----- INPUT RECORDS -----

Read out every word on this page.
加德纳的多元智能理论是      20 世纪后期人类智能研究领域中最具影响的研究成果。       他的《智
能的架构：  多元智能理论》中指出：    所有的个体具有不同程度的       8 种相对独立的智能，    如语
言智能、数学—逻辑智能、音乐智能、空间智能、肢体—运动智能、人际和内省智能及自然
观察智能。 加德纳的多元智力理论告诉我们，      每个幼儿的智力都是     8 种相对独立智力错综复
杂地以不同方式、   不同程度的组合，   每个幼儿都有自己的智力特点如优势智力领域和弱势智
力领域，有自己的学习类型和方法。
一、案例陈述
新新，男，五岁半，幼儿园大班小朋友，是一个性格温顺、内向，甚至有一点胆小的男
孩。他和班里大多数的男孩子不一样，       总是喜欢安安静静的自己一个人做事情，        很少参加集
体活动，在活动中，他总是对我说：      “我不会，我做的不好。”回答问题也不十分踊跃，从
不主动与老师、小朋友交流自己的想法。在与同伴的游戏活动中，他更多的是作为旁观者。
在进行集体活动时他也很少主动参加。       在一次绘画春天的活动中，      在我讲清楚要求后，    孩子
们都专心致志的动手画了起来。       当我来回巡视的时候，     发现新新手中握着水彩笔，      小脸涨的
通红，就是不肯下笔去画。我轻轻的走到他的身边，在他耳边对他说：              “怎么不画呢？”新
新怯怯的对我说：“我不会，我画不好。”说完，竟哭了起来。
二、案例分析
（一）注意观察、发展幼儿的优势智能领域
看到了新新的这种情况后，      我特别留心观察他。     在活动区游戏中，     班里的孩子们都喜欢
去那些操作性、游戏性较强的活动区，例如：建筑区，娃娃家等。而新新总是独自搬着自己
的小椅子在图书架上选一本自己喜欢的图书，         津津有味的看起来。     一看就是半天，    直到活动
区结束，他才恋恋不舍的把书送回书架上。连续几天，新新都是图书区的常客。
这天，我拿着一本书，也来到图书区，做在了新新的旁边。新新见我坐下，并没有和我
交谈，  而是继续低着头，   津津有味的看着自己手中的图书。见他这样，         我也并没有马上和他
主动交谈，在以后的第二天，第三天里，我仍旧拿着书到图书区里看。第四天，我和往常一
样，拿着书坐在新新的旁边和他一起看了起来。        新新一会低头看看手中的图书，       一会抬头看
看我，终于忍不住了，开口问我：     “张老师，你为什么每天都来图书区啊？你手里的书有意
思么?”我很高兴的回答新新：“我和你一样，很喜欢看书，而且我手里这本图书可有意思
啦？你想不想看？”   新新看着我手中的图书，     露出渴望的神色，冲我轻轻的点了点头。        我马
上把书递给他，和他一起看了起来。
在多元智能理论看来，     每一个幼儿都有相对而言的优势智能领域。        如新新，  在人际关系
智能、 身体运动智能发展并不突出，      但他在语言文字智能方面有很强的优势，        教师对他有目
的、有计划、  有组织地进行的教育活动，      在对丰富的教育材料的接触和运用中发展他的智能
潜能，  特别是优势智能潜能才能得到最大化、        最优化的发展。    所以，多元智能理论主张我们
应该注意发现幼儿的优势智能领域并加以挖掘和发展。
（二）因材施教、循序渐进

-----
----- INPUT RECORDS -----

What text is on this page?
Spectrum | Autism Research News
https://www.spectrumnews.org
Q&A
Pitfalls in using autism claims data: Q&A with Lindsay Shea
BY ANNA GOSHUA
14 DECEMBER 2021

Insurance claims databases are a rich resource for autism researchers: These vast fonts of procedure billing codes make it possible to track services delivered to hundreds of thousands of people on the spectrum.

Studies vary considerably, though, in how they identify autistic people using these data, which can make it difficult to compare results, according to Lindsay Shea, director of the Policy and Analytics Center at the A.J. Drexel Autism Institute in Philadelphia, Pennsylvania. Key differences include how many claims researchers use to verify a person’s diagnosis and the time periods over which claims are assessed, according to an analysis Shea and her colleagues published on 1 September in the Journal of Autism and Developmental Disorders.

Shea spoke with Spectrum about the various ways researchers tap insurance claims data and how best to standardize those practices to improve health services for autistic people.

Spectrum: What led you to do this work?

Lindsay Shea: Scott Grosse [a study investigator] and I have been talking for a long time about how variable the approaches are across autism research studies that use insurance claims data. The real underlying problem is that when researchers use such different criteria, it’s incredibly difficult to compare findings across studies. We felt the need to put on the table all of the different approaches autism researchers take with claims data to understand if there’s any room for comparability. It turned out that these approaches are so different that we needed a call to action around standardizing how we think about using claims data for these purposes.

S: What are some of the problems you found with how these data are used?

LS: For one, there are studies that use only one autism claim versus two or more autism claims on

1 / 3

-----

— SHORT TASK —
List each line holding the string "this".

— RIGHT ANSWER —
Read out every word on this page.
What text is on this page?
Spectrum: What led you to do this work?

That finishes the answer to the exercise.